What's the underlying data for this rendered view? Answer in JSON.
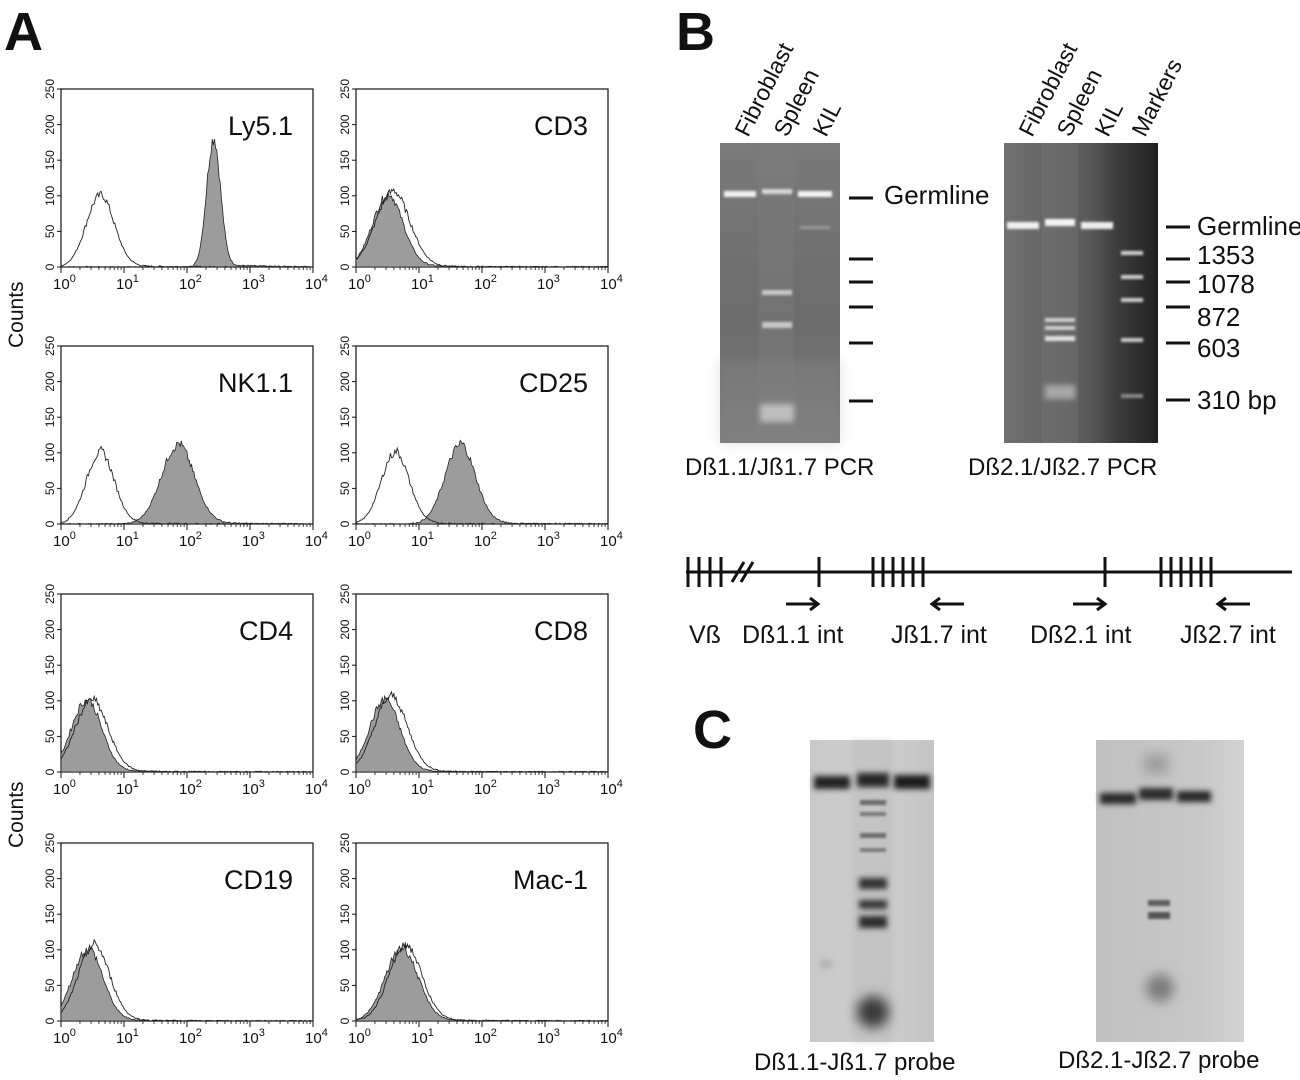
{
  "panels": {
    "a": "A",
    "b": "B",
    "c": "C"
  },
  "histograms": {
    "ylabel": "Counts",
    "yticks": [
      "0",
      "50",
      "100",
      "150",
      "200",
      "250"
    ],
    "xticks": [
      {
        "base": "10",
        "exp": "0"
      },
      {
        "base": "10",
        "exp": "1"
      },
      {
        "base": "10",
        "exp": "2"
      },
      {
        "base": "10",
        "exp": "3"
      },
      {
        "base": "10",
        "exp": "4"
      }
    ],
    "ylim": [
      0,
      250
    ],
    "xlog_range": [
      0,
      4
    ],
    "items": [
      {
        "label": "Ly5.1",
        "open_peak": {
          "mu": 0.62,
          "sigma": 0.22,
          "height": 100
        },
        "fill_peak": {
          "mu": 2.42,
          "sigma": 0.11,
          "height": 180
        }
      },
      {
        "label": "CD3",
        "open_peak": {
          "mu": 0.58,
          "sigma": 0.27,
          "height": 105
        },
        "fill_peak": {
          "mu": 0.5,
          "sigma": 0.24,
          "height": 100
        }
      },
      {
        "label": "NK1.1",
        "open_peak": {
          "mu": 0.62,
          "sigma": 0.22,
          "height": 100
        },
        "fill_peak": {
          "mu": 1.85,
          "sigma": 0.26,
          "height": 110
        }
      },
      {
        "label": "CD25",
        "open_peak": {
          "mu": 0.62,
          "sigma": 0.22,
          "height": 100
        },
        "fill_peak": {
          "mu": 1.65,
          "sigma": 0.24,
          "height": 110
        }
      },
      {
        "label": "CD4",
        "open_peak": {
          "mu": 0.48,
          "sigma": 0.26,
          "height": 100
        },
        "fill_peak": {
          "mu": 0.4,
          "sigma": 0.24,
          "height": 100
        }
      },
      {
        "label": "CD8",
        "open_peak": {
          "mu": 0.55,
          "sigma": 0.26,
          "height": 105
        },
        "fill_peak": {
          "mu": 0.45,
          "sigma": 0.24,
          "height": 100
        }
      },
      {
        "label": "CD19",
        "open_peak": {
          "mu": 0.52,
          "sigma": 0.25,
          "height": 105
        },
        "fill_peak": {
          "mu": 0.42,
          "sigma": 0.24,
          "height": 100
        }
      },
      {
        "label": "Mac-1",
        "open_peak": {
          "mu": 0.78,
          "sigma": 0.26,
          "height": 105
        },
        "fill_peak": {
          "mu": 0.72,
          "sigma": 0.26,
          "height": 100
        }
      }
    ]
  },
  "gels": {
    "lanes_left": [
      "Fibroblast",
      "Spleen",
      "KIL"
    ],
    "lanes_right": [
      "Fibroblast",
      "Spleen",
      "KIL",
      "Markers"
    ],
    "germline_label": "Germline",
    "marker_sizes": [
      "1353",
      "1078",
      "872",
      "603",
      "310 bp"
    ],
    "caption_left": "Dß1.1/Jß1.7 PCR",
    "caption_right": "Dß2.1/Jß2.7 PCR"
  },
  "map": {
    "labels": [
      "Vß",
      "Dß1.1 int",
      "Jß1.7 int",
      "Dß2.1 int",
      "Jß2.7 int"
    ]
  },
  "southern": {
    "caption_left": "Dß1.1-Jß1.7 probe",
    "caption_right": "Dß2.1-Jß2.7 probe"
  }
}
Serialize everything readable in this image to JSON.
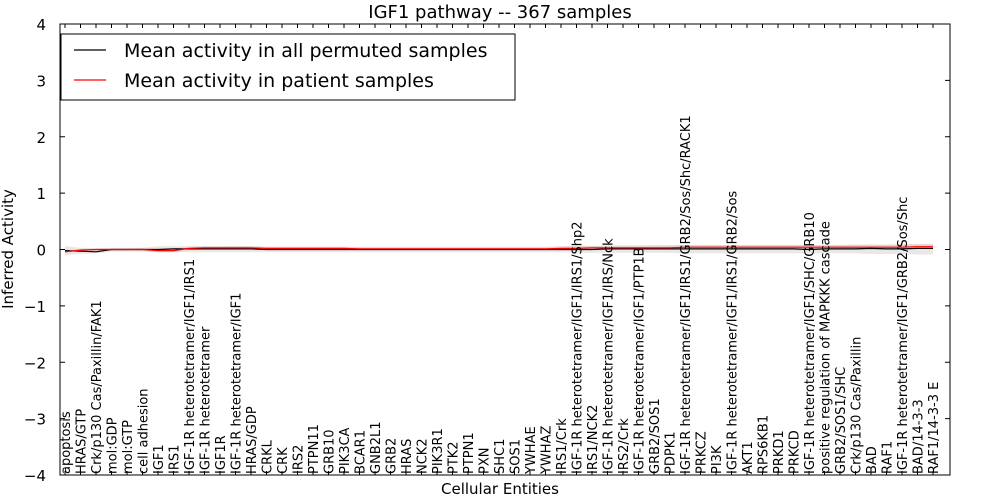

+-------+

Without including any pictures, print all of the material exactly as given.

_Output for this exercise_
What's the underlying data for this rendered view? Answer in JSON.
{
  "panels": {
    "a": "A",
    "b": "B",
    "c": "C"
  },
  "histograms": {
    "ylabel": "Counts",
    "yticks": [
      "0",
      "50",
      "100",
      "150",
      "200",
      "250"
    ],
    "xticks": [
      {
        "base": "10",
        "exp": "0"
      },
      {
        "base": "10",
        "exp": "1"
      },
      {
        "base": "10",
        "exp": "2"
      },
      {
        "base": "10",
        "exp": "3"
      },
      {
        "base": "10",
        "exp": "4"
      }
    ],
    "ylim": [
      0,
      250
    ],
    "xlog_range": [
      0,
      4
    ],
    "items": [
      {
        "label": "Ly5.1",
        "open_peak": {
          "mu": 0.62,
          "sigma": 0.22,
          "height": 100
        },
        "fill_peak": {
          "mu": 2.42,
          "sigma": 0.11,
          "height": 180
        }
      },
      {
        "label": "CD3",
        "open_peak": {
          "mu": 0.58,
          "sigma": 0.27,
          "height": 105
        },
        "fill_peak": {
          "mu": 0.5,
          "sigma": 0.24,
          "height": 100
        }
      },
      {
        "label": "NK1.1",
        "open_peak": {
          "mu": 0.62,
          "sigma": 0.22,
          "height": 100
        },
        "fill_peak": {
          "mu": 1.85,
          "sigma": 0.26,
          "height": 110
        }
      },
      {
        "label": "CD25",
        "open_peak": {
          "mu": 0.62,
          "sigma": 0.22,
          "height": 100
        },
        "fill_peak": {
          "mu": 1.65,
          "sigma": 0.24,
          "height": 110
        }
      },
      {
        "label": "CD4",
        "open_peak": {
          "mu": 0.48,
          "sigma": 0.26,
          "height": 100
        },
        "fill_peak": {
          "mu": 0.4,
          "sigma": 0.24,
          "height": 100
        }
      },
      {
        "label": "CD8",
        "open_peak": {
          "mu": 0.55,
          "sigma": 0.26,
          "height": 105
        },
        "fill_peak": {
          "mu": 0.45,
          "sigma": 0.24,
          "height": 100
        }
      },
      {
        "label": "CD19",
        "open_peak": {
          "mu": 0.52,
          "sigma": 0.25,
          "height": 105
        },
        "fill_peak": {
          "mu": 0.42,
          "sigma": 0.24,
          "height": 100
        }
      },
      {
        "label": "Mac-1",
        "open_peak": {
          "mu": 0.78,
          "sigma": 0.26,
          "height": 105
        },
        "fill_peak": {
          "mu": 0.72,
          "sigma": 0.26,
          "height": 100
        }
      }
    ]
  },
  "gels": {
    "lanes_left": [
      "Fibroblast",
      "Spleen",
      "KIL"
    ],
    "lanes_right": [
      "Fibroblast",
      "Spleen",
      "KIL",
      "Markers"
    ],
    "germline_label": "Germline",
    "marker_sizes": [
      "1353",
      "1078",
      "872",
      "603",
      "310 bp"
    ],
    "caption_left": "Dß1.1/Jß1.7 PCR",
    "caption_right": "Dß2.1/Jß2.7 PCR"
  },
  "map": {
    "labels": [
      "Vß",
      "Dß1.1 int",
      "Jß1.7 int",
      "Dß2.1 int",
      "Jß2.7 int"
    ]
  },
  "southern": {
    "caption_left": "Dß1.1-Jß1.7 probe",
    "caption_right": "Dß2.1-Jß2.7 probe"
  }
}
Serialize everything readable in this image to JSON.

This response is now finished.